### AIM
Transcribe each line of the material as it is, and drop any picture.

### INFORMATION PROVIDED
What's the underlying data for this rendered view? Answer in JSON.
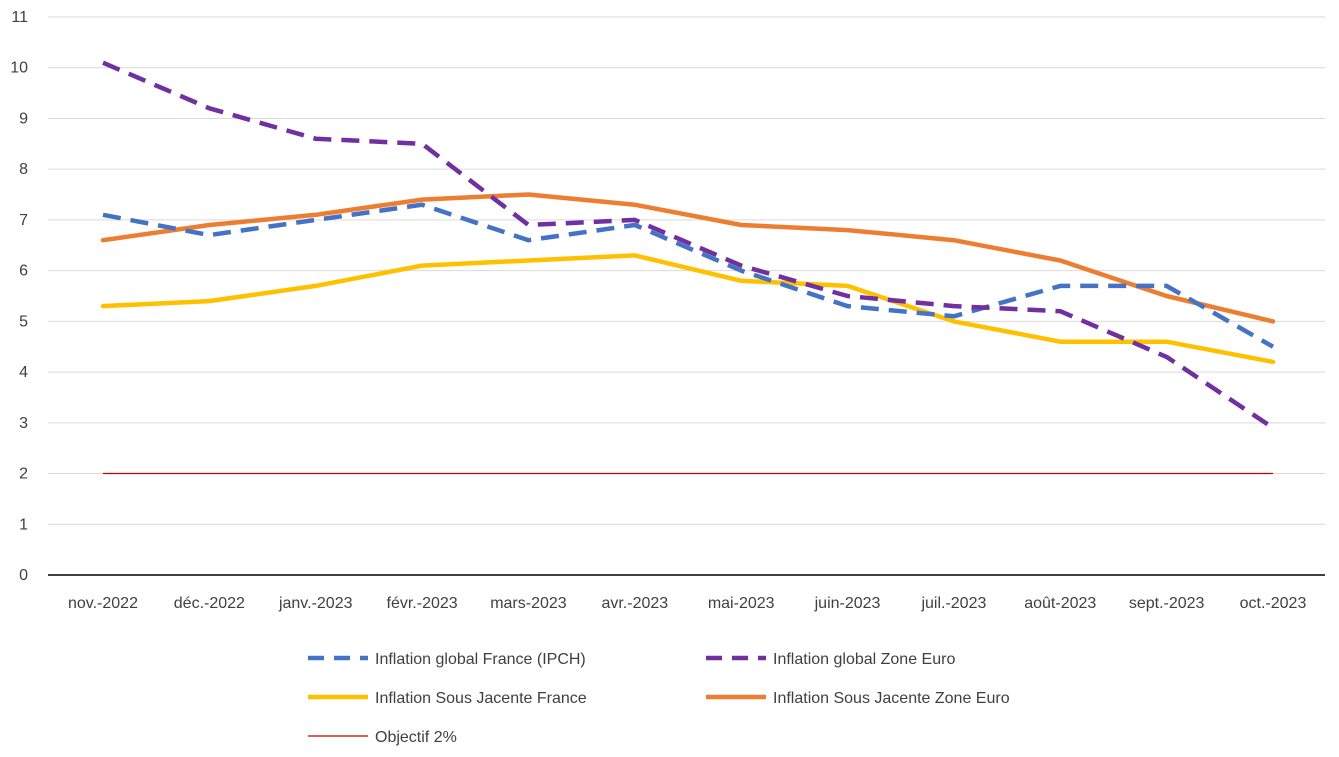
{
  "chart_data": {
    "type": "line",
    "title": "",
    "xlabel": "",
    "ylabel": "",
    "ylim": [
      0,
      11
    ],
    "yticks": [
      0,
      1,
      2,
      3,
      4,
      5,
      6,
      7,
      8,
      9,
      10,
      11
    ],
    "grid": true,
    "legend_position": "bottom",
    "categories": [
      "nov.-2022",
      "déc.-2022",
      "janv.-2023",
      "févr.-2023",
      "mars-2023",
      "avr.-2023",
      "mai-2023",
      "juin-2023",
      "juil.-2023",
      "août-2023",
      "sept.-2023",
      "oct.-2023"
    ],
    "series": [
      {
        "name": "Inflation global France (IPCH)",
        "color": "#4472c4",
        "style": "dashed",
        "values": [
          7.1,
          6.7,
          7.0,
          7.3,
          6.6,
          6.9,
          6.0,
          5.3,
          5.1,
          5.7,
          5.7,
          4.5
        ]
      },
      {
        "name": "Inflation global Zone Euro",
        "color": "#7030a0",
        "style": "dashed",
        "values": [
          10.1,
          9.2,
          8.6,
          8.5,
          6.9,
          7.0,
          6.1,
          5.5,
          5.3,
          5.2,
          4.3,
          2.9
        ]
      },
      {
        "name": "Inflation Sous Jacente France",
        "color": "#ffc000",
        "style": "solid",
        "values": [
          5.3,
          5.4,
          5.7,
          6.1,
          6.2,
          6.3,
          5.8,
          5.7,
          5.0,
          4.6,
          4.6,
          4.2
        ]
      },
      {
        "name": "Inflation Sous Jacente Zone Euro",
        "color": "#ed7d31",
        "style": "solid",
        "values": [
          6.6,
          6.9,
          7.1,
          7.4,
          7.5,
          7.3,
          6.9,
          6.8,
          6.6,
          6.2,
          5.5,
          5.0
        ]
      },
      {
        "name": "Objectif 2%",
        "color": "#c00000",
        "style": "thin",
        "values": [
          2,
          2,
          2,
          2,
          2,
          2,
          2,
          2,
          2,
          2,
          2,
          2
        ]
      }
    ]
  }
}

### WRITTEN ANSWER
What's the underlying data for this rendered view? Answer in JSON.
{
  "chart_data": {
    "type": "line",
    "title": "",
    "xlabel": "",
    "ylabel": "",
    "ylim": [
      0,
      11
    ],
    "yticks": [
      0,
      1,
      2,
      3,
      4,
      5,
      6,
      7,
      8,
      9,
      10,
      11
    ],
    "grid": true,
    "legend_position": "bottom",
    "categories": [
      "nov.-2022",
      "déc.-2022",
      "janv.-2023",
      "févr.-2023",
      "mars-2023",
      "avr.-2023",
      "mai-2023",
      "juin-2023",
      "juil.-2023",
      "août-2023",
      "sept.-2023",
      "oct.-2023"
    ],
    "series": [
      {
        "name": "Inflation global France (IPCH)",
        "color": "#4472c4",
        "style": "dashed",
        "values": [
          7.1,
          6.7,
          7.0,
          7.3,
          6.6,
          6.9,
          6.0,
          5.3,
          5.1,
          5.7,
          5.7,
          4.5
        ]
      },
      {
        "name": "Inflation global Zone Euro",
        "color": "#7030a0",
        "style": "dashed",
        "values": [
          10.1,
          9.2,
          8.6,
          8.5,
          6.9,
          7.0,
          6.1,
          5.5,
          5.3,
          5.2,
          4.3,
          2.9
        ]
      },
      {
        "name": "Inflation Sous Jacente France",
        "color": "#ffc000",
        "style": "solid",
        "values": [
          5.3,
          5.4,
          5.7,
          6.1,
          6.2,
          6.3,
          5.8,
          5.7,
          5.0,
          4.6,
          4.6,
          4.2
        ]
      },
      {
        "name": "Inflation Sous Jacente Zone Euro",
        "color": "#ed7d31",
        "style": "solid",
        "values": [
          6.6,
          6.9,
          7.1,
          7.4,
          7.5,
          7.3,
          6.9,
          6.8,
          6.6,
          6.2,
          5.5,
          5.0
        ]
      },
      {
        "name": "Objectif 2%",
        "color": "#c00000",
        "style": "thin",
        "values": [
          2,
          2,
          2,
          2,
          2,
          2,
          2,
          2,
          2,
          2,
          2,
          2
        ]
      }
    ]
  }
}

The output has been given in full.